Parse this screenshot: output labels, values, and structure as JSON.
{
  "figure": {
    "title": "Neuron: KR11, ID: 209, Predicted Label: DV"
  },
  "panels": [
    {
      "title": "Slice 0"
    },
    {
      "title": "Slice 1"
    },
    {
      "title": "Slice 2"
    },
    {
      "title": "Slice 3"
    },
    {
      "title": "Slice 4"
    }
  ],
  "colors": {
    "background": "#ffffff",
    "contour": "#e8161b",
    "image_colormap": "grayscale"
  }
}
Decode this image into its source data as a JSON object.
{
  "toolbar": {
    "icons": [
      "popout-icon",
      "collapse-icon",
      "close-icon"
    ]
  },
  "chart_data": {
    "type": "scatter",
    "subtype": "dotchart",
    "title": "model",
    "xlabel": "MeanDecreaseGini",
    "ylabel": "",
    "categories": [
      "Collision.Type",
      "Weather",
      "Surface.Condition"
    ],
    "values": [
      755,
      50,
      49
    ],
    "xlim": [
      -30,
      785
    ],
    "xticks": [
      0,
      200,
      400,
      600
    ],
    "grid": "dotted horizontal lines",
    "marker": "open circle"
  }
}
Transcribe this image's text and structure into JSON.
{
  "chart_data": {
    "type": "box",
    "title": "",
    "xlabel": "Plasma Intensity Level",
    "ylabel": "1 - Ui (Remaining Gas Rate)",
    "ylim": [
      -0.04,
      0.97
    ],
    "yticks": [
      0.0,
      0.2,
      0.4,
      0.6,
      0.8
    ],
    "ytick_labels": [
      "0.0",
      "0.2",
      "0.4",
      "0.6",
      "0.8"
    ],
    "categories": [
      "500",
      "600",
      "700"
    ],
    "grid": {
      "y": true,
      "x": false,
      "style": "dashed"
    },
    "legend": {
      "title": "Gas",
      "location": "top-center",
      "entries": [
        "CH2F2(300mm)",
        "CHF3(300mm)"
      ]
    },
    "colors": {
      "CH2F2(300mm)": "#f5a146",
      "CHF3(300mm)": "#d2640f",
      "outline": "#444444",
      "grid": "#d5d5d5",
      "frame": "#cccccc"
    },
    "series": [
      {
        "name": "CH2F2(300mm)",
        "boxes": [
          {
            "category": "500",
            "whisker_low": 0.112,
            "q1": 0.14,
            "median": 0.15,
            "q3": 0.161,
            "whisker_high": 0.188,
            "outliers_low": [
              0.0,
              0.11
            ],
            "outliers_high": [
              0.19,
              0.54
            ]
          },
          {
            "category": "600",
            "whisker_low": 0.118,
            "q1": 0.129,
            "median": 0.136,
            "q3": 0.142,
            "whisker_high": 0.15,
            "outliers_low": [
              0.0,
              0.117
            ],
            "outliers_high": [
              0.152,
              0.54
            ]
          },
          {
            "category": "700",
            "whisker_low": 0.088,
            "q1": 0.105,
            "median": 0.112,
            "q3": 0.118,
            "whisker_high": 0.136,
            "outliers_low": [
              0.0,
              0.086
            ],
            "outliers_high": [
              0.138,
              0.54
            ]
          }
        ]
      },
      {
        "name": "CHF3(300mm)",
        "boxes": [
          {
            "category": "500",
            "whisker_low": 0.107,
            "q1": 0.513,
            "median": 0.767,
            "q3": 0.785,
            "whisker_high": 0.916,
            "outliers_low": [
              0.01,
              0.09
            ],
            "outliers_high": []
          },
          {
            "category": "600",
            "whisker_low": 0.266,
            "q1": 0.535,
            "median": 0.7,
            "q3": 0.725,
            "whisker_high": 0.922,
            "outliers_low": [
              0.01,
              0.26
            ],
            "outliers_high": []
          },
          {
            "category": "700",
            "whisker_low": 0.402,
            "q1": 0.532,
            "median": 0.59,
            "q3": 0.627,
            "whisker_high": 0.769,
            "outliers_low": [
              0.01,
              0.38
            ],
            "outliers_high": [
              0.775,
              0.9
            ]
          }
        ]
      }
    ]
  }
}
== == ==
What to produce:
Find and copy each line above that includes the string "ylabel".

Result:
    "ylabel": "",
    "ylabel": "1 - Ui (Remaining Gas Rate)",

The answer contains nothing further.